▶ **Directions**:
Repeat each line of the material below exactly as it appears, minus any pictures.

Records from a collection of figures
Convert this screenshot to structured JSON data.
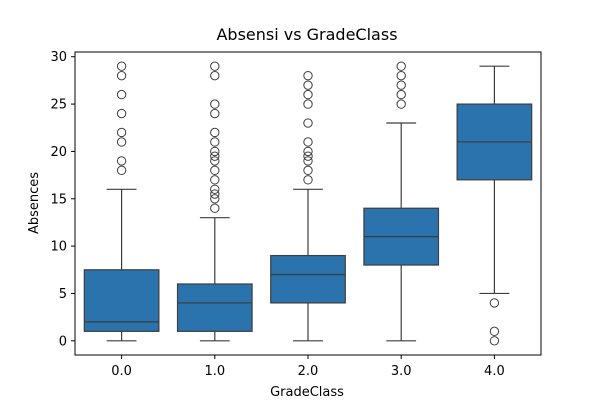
{
  "chart_data": {
    "type": "box",
    "title": "Absensi vs GradeClass",
    "xlabel": "GradeClass",
    "ylabel": "Absences",
    "categories": [
      "0.0",
      "1.0",
      "2.0",
      "3.0",
      "4.0"
    ],
    "ylim": [
      -1.5,
      30.5
    ],
    "yticks": [
      0,
      5,
      10,
      15,
      20,
      25,
      30
    ],
    "grid": false,
    "box_color": "#2b73ad",
    "edge_color": "#3d3d3d",
    "boxes": [
      {
        "category": "0.0",
        "q1": 1,
        "median": 2,
        "q3": 7.5,
        "whisker_low": 0,
        "whisker_high": 16,
        "outliers": [
          18,
          19,
          21,
          22,
          24,
          26,
          28,
          29
        ]
      },
      {
        "category": "1.0",
        "q1": 1,
        "median": 4,
        "q3": 6,
        "whisker_low": 0,
        "whisker_high": 13,
        "outliers": [
          14,
          15,
          15.5,
          16,
          17,
          18,
          19,
          19.5,
          20,
          21,
          22,
          24,
          25,
          28,
          29
        ]
      },
      {
        "category": "2.0",
        "q1": 4,
        "median": 7,
        "q3": 9,
        "whisker_low": 0,
        "whisker_high": 16,
        "outliers": [
          17,
          18,
          19,
          19.5,
          20,
          21,
          23,
          25,
          26,
          27,
          28
        ]
      },
      {
        "category": "3.0",
        "q1": 8,
        "median": 11,
        "q3": 14,
        "whisker_low": 0,
        "whisker_high": 23,
        "outliers": [
          25,
          26,
          27,
          28,
          29
        ]
      },
      {
        "category": "4.0",
        "q1": 17,
        "median": 21,
        "q3": 25,
        "whisker_low": 5,
        "whisker_high": 29,
        "outliers": [
          0,
          1,
          4
        ]
      }
    ]
  }
}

▶ **Task output**:
Convert this screenshot to structured JSON data.
{
  "chart_data": {
    "type": "box",
    "title": "Absensi vs GradeClass",
    "xlabel": "GradeClass",
    "ylabel": "Absences",
    "categories": [
      "0.0",
      "1.0",
      "2.0",
      "3.0",
      "4.0"
    ],
    "ylim": [
      -1.5,
      30.5
    ],
    "yticks": [
      0,
      5,
      10,
      15,
      20,
      25,
      30
    ],
    "grid": false,
    "box_color": "#2b73ad",
    "edge_color": "#3d3d3d",
    "boxes": [
      {
        "category": "0.0",
        "q1": 1,
        "median": 2,
        "q3": 7.5,
        "whisker_low": 0,
        "whisker_high": 16,
        "outliers": [
          18,
          19,
          21,
          22,
          24,
          26,
          28,
          29
        ]
      },
      {
        "category": "1.0",
        "q1": 1,
        "median": 4,
        "q3": 6,
        "whisker_low": 0,
        "whisker_high": 13,
        "outliers": [
          14,
          15,
          15.5,
          16,
          17,
          18,
          19,
          19.5,
          20,
          21,
          22,
          24,
          25,
          28,
          29
        ]
      },
      {
        "category": "2.0",
        "q1": 4,
        "median": 7,
        "q3": 9,
        "whisker_low": 0,
        "whisker_high": 16,
        "outliers": [
          17,
          18,
          19,
          19.5,
          20,
          21,
          23,
          25,
          26,
          27,
          28
        ]
      },
      {
        "category": "3.0",
        "q1": 8,
        "median": 11,
        "q3": 14,
        "whisker_low": 0,
        "whisker_high": 23,
        "outliers": [
          25,
          26,
          27,
          28,
          29
        ]
      },
      {
        "category": "4.0",
        "q1": 17,
        "median": 21,
        "q3": 25,
        "whisker_low": 5,
        "whisker_high": 29,
        "outliers": [
          0,
          1,
          4
        ]
      }
    ]
  }
}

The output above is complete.